Write out every single entry exactly.

# # # # #

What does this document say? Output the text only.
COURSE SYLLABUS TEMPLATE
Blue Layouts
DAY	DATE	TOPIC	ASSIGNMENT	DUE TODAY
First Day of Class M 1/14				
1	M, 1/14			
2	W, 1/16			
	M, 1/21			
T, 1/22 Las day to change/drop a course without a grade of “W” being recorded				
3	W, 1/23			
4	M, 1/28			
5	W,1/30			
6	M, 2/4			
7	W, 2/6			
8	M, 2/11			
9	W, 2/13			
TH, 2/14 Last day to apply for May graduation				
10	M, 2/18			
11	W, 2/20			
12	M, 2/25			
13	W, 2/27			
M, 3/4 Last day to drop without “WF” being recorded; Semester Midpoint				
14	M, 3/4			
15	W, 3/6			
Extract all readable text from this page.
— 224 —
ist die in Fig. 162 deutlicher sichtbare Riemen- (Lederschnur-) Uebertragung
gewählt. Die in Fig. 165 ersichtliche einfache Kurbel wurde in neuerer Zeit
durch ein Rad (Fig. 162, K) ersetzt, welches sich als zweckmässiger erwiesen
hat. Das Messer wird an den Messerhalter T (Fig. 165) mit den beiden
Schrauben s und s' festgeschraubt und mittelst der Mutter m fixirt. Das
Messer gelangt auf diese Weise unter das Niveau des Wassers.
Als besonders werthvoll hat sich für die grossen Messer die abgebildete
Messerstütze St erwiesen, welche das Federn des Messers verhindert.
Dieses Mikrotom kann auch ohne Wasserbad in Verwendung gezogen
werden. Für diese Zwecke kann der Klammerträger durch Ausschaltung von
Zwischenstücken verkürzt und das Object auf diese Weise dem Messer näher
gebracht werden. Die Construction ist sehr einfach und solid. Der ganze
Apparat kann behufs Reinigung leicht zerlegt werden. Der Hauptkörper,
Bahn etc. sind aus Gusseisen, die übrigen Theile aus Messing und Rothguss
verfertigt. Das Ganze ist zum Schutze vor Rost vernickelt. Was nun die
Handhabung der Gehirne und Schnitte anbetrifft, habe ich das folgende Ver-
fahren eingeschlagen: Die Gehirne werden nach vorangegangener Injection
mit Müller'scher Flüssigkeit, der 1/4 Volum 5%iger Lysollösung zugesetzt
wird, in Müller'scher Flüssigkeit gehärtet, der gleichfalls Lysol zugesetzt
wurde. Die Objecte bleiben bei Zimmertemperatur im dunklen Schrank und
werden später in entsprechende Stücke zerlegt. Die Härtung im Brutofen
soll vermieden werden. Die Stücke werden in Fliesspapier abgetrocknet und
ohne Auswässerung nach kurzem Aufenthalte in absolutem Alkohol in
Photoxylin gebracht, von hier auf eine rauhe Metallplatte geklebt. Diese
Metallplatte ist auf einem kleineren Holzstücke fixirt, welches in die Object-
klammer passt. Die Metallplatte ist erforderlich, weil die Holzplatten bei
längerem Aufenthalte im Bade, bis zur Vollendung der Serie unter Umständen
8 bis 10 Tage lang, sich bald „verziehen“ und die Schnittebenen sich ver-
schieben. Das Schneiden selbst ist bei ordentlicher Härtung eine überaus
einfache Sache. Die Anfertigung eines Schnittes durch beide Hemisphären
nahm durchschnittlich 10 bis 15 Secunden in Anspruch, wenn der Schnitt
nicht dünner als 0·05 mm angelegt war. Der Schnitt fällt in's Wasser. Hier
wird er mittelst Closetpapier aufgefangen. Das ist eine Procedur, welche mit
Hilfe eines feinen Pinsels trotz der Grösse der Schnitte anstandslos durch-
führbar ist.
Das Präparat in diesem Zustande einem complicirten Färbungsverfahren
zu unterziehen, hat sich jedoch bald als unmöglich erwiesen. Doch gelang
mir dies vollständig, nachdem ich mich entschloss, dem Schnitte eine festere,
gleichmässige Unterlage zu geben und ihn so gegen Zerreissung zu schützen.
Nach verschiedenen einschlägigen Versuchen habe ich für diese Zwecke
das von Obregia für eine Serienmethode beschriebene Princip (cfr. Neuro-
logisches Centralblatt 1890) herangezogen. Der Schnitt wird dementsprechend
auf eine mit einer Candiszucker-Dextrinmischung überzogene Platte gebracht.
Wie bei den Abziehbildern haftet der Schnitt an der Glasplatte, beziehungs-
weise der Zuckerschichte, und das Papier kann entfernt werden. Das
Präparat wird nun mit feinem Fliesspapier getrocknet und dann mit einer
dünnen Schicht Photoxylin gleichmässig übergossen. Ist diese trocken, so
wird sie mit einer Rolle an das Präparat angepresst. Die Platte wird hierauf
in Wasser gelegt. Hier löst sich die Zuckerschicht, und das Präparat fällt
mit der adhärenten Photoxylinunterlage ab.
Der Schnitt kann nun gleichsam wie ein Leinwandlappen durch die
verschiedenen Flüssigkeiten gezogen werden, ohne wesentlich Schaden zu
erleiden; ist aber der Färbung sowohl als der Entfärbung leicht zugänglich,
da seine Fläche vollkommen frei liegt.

# # # # #

• _SOLUTION TO THIS EXERCISE_:
What does this document say? Output the text only.
COURSE SYLLABUS TEMPLATE
Blue Layouts
DAY	DATE	TOPIC	ASSIGNMENT	DUE TODAY
First Day of Class M 1/14				
1	M, 1/14			
2	W, 1/16			
	M, 1/21			
T, 1/22 Las day to change/drop a course without a grade of “W” being recorded				
3	W, 1/23			
4	M, 1/28			
5	W,1/30			
6	M, 2/4			
7	W, 2/6			
8	M, 2/11			
9	W, 2/13			
TH, 2/14 Last day to apply for May graduation				
10	M, 2/18			
11	W, 2/20			
12	M, 2/25			
13	W, 2/27			
M, 3/4 Last day to drop without “WF” being recorded; Semester Midpoint				
14	M, 3/4			
15	W, 3/6			
Extract all readable text from this page.
— 224 —
ist die in Fig. 162 deutlicher sichtbare Riemen- (Lederschnur-) Uebertragung
gewählt. Die in Fig. 165 ersichtliche einfache Kurbel wurde in neuerer Zeit
durch ein Rad (Fig. 162, K) ersetzt, welches sich als zweckmässiger erwiesen
hat. Das Messer wird an den Messerhalter T (Fig. 165) mit den beiden
Schrauben s und s' festgeschraubt und mittelst der Mutter m fixirt. Das
Messer gelangt auf diese Weise unter das Niveau des Wassers.
Als besonders werthvoll hat sich für die grossen Messer die abgebildete
Messerstütze St erwiesen, welche das Federn des Messers verhindert.
Dieses Mikrotom kann auch ohne Wasserbad in Verwendung gezogen
werden. Für diese Zwecke kann der Klammerträger durch Ausschaltung von
Zwischenstücken verkürzt und das Object auf diese Weise dem Messer näher
gebracht werden. Die Construction ist sehr einfach und solid. Der ganze
Apparat kann behufs Reinigung leicht zerlegt werden. Der Hauptkörper,
Bahn etc. sind aus Gusseisen, die übrigen Theile aus Messing und Rothguss
verfertigt. Das Ganze ist zum Schutze vor Rost vernickelt. Was nun die
Handhabung der Gehirne und Schnitte anbetrifft, habe ich das folgende Ver-
fahren eingeschlagen: Die Gehirne werden nach vorangegangener Injection
mit Müller'scher Flüssigkeit, der 1/4 Volum 5%iger Lysollösung zugesetzt
wird, in Müller'scher Flüssigkeit gehärtet, der gleichfalls Lysol zugesetzt
wurde. Die Objecte bleiben bei Zimmertemperatur im dunklen Schrank und
werden später in entsprechende Stücke zerlegt. Die Härtung im Brutofen
soll vermieden werden. Die Stücke werden in Fliesspapier abgetrocknet und
ohne Auswässerung nach kurzem Aufenthalte in absolutem Alkohol in
Photoxylin gebracht, von hier auf eine rauhe Metallplatte geklebt. Diese
Metallplatte ist auf einem kleineren Holzstücke fixirt, welches in die Object-
klammer passt. Die Metallplatte ist erforderlich, weil die Holzplatten bei
längerem Aufenthalte im Bade, bis zur Vollendung der Serie unter Umständen
8 bis 10 Tage lang, sich bald „verziehen“ und die Schnittebenen sich ver-
schieben. Das Schneiden selbst ist bei ordentlicher Härtung eine überaus
einfache Sache. Die Anfertigung eines Schnittes durch beide Hemisphären
nahm durchschnittlich 10 bis 15 Secunden in Anspruch, wenn der Schnitt
nicht dünner als 0·05 mm angelegt war. Der Schnitt fällt in's Wasser. Hier
wird er mittelst Closetpapier aufgefangen. Das ist eine Procedur, welche mit
Hilfe eines feinen Pinsels trotz der Grösse der Schnitte anstandslos durch-
führbar ist.
Das Präparat in diesem Zustande einem complicirten Färbungsverfahren
zu unterziehen, hat sich jedoch bald als unmöglich erwiesen. Doch gelang
mir dies vollständig, nachdem ich mich entschloss, dem Schnitte eine festere,
gleichmässige Unterlage zu geben und ihn so gegen Zerreissung zu schützen.
Nach verschiedenen einschlägigen Versuchen habe ich für diese Zwecke
das von Obregia für eine Serienmethode beschriebene Princip (cfr. Neuro-
logisches Centralblatt 1890) herangezogen. Der Schnitt wird dementsprechend
auf eine mit einer Candiszucker-Dextrinmischung überzogene Platte gebracht.
Wie bei den Abziehbildern haftet der Schnitt an der Glasplatte, beziehungs-
weise der Zuckerschichte, und das Papier kann entfernt werden. Das
Präparat wird nun mit feinem Fliesspapier getrocknet und dann mit einer
dünnen Schicht Photoxylin gleichmässig übergossen. Ist diese trocken, so
wird sie mit einer Rolle an das Präparat angepresst. Die Platte wird hierauf
in Wasser gelegt. Hier löst sich die Zuckerschicht, und das Präparat fällt
mit der adhärenten Photoxylinunterlage ab.
Der Schnitt kann nun gleichsam wie ein Leinwandlappen durch die
verschiedenen Flüssigkeiten gezogen werden, ohne wesentlich Schaden zu
erleiden; ist aber der Färbung sowohl als der Entfärbung leicht zugänglich,
da seine Fläche vollkommen frei liegt.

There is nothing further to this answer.